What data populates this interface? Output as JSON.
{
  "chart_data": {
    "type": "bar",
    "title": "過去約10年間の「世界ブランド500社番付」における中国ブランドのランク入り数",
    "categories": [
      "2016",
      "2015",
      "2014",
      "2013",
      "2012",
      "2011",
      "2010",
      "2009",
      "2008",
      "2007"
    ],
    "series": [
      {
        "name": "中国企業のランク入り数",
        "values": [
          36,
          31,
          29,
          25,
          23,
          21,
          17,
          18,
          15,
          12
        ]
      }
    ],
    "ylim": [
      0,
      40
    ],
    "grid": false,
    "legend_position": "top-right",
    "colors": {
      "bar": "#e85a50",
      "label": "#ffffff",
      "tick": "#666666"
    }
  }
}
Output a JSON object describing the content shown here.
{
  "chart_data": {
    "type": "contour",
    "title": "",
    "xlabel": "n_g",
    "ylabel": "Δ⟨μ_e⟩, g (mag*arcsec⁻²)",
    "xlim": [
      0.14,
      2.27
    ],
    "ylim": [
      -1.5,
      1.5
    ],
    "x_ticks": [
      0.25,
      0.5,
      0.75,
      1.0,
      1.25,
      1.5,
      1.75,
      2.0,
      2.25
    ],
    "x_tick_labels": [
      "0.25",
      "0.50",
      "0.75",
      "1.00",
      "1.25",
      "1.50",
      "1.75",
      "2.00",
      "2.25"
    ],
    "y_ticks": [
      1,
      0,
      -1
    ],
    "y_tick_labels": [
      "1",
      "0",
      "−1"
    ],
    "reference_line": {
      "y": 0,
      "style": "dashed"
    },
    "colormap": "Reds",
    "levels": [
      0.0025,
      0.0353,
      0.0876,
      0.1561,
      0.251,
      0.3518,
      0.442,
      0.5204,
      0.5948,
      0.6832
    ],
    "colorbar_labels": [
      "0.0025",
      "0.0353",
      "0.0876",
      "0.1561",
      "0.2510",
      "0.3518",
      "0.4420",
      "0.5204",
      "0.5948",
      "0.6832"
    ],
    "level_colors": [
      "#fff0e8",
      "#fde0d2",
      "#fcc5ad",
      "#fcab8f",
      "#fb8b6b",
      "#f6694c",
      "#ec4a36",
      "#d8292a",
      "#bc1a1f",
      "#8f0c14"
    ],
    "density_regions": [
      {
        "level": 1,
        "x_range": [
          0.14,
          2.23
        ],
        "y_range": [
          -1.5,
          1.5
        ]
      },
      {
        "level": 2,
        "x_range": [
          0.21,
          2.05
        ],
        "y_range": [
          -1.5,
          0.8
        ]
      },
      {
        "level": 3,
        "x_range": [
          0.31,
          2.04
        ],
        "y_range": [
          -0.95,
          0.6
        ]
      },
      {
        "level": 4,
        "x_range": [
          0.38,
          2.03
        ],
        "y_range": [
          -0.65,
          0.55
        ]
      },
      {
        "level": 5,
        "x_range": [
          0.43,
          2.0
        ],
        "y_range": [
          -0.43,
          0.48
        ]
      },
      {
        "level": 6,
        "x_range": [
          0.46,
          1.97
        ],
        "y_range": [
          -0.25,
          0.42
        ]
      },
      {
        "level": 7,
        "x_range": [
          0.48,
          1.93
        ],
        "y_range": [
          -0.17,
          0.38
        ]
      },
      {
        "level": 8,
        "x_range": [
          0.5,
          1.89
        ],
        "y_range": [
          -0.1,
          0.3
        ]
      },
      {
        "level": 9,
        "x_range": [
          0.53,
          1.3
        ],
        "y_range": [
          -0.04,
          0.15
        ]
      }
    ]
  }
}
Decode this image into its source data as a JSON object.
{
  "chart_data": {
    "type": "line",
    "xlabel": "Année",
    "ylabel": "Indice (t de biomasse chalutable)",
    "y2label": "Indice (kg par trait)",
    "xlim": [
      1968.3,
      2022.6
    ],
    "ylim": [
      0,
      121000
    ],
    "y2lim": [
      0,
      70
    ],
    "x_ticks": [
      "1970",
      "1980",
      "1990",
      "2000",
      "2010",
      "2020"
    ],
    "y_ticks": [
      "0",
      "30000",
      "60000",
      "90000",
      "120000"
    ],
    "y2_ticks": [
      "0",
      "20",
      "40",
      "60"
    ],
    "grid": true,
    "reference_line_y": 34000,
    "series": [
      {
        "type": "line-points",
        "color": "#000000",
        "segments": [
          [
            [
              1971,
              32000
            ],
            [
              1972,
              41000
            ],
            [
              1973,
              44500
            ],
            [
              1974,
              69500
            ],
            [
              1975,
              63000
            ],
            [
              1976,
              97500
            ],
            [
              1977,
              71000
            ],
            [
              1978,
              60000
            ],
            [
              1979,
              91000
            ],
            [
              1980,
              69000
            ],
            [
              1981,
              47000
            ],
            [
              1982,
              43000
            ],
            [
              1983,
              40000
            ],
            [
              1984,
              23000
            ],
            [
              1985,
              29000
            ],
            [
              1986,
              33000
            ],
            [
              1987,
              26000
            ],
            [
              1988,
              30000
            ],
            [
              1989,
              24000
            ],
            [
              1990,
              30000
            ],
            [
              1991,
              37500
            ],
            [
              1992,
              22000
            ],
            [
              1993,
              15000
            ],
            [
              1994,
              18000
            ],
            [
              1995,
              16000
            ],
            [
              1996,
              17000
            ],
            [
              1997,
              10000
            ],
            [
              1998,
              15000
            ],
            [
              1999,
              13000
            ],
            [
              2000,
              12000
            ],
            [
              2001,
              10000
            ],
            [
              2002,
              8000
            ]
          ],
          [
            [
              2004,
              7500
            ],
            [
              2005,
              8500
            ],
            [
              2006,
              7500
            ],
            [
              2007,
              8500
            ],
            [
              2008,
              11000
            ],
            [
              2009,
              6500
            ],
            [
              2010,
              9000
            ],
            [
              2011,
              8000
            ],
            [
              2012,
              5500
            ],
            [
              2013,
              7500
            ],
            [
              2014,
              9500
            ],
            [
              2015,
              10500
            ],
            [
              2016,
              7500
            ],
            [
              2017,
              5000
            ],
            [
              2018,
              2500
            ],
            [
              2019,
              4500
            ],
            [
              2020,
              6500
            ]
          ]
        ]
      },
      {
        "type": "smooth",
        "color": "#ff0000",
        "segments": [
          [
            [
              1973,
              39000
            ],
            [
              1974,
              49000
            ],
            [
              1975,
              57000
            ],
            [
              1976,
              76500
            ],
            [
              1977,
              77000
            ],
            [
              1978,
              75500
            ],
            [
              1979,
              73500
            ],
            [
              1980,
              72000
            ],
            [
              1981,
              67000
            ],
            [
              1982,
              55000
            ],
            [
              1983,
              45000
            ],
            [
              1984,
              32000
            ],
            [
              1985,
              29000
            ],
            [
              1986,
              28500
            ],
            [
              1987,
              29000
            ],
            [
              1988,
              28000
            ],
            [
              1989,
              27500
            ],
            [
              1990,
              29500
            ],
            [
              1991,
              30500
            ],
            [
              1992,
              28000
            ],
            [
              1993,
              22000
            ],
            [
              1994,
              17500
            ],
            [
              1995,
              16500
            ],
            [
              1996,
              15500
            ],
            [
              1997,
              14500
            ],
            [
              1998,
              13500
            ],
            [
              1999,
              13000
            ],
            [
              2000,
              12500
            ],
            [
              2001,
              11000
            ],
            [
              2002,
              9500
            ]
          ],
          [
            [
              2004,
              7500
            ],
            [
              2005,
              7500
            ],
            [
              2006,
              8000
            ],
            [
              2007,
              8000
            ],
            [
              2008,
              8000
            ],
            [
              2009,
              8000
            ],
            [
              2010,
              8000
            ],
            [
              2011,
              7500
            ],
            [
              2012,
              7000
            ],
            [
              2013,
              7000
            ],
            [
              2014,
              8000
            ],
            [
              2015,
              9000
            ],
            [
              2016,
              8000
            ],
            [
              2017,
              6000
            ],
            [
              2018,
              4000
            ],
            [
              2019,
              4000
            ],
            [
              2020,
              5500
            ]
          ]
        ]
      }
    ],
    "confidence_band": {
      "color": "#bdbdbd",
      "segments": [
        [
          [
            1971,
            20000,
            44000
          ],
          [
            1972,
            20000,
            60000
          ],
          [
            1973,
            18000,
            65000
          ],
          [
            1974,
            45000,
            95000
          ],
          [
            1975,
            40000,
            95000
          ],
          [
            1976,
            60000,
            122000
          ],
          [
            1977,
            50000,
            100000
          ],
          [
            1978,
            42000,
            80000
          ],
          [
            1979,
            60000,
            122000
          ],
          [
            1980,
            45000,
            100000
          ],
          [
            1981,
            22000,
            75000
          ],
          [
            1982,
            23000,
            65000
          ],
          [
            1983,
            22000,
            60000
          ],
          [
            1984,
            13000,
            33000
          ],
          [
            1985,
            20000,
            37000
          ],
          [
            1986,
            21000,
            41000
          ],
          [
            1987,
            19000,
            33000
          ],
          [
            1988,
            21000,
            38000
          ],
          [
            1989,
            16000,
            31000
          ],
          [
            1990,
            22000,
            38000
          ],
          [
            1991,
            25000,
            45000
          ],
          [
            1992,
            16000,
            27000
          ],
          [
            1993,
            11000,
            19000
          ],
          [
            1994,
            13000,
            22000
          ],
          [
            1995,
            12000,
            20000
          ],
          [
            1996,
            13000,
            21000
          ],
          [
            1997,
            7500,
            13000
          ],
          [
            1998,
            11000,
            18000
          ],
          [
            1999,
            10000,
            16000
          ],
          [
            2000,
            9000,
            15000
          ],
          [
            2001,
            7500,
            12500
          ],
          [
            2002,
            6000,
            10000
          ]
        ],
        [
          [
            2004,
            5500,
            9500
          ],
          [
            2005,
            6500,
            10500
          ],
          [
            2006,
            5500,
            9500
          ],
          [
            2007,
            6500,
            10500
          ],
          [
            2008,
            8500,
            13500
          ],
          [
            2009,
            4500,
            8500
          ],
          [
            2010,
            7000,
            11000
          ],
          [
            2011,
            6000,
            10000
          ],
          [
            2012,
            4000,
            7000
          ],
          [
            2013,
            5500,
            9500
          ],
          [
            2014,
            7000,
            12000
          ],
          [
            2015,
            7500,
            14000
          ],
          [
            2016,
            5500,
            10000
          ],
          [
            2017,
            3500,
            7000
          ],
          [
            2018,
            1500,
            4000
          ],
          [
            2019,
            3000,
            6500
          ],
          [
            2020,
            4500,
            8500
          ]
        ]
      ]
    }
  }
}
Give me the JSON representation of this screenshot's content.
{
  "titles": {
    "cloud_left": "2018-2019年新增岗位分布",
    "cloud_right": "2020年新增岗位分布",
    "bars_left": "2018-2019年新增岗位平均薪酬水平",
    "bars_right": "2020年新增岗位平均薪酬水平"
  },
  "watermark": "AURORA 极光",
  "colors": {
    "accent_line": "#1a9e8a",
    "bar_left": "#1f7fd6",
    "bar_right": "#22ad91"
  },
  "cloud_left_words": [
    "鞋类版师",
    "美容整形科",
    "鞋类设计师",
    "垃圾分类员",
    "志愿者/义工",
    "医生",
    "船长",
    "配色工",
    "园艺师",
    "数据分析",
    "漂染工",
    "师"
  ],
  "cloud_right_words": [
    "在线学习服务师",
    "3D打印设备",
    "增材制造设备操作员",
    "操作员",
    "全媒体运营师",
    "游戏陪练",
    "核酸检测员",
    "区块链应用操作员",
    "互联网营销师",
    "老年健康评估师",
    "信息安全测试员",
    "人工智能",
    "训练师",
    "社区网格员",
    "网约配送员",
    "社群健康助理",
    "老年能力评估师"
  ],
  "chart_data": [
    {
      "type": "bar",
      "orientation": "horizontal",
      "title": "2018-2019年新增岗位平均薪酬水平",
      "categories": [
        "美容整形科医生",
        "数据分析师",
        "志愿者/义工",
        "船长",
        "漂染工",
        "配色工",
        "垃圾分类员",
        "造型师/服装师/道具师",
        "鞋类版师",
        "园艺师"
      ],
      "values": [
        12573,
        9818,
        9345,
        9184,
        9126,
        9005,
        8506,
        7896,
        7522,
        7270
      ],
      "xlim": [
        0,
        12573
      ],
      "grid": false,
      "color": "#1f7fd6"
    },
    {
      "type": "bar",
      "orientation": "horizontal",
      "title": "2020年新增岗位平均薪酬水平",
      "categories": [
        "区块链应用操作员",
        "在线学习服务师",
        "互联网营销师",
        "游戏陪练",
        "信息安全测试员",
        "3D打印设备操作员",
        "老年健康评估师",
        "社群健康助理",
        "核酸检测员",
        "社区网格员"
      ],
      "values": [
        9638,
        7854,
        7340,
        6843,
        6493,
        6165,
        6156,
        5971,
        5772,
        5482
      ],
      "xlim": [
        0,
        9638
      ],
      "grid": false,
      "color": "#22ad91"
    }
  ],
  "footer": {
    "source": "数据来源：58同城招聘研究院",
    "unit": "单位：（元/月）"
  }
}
----
# [WHAT IS BEING ASKED]
In the records above, find each line that holds the word "type"; copy all such lines.

# [WRITTEN ANSWER]
    "type": "bar",
    "type": "contour",
    "type": "line",
        "type": "line-points",
        "type": "smooth",
      "type": "bar",
      "type": "bar",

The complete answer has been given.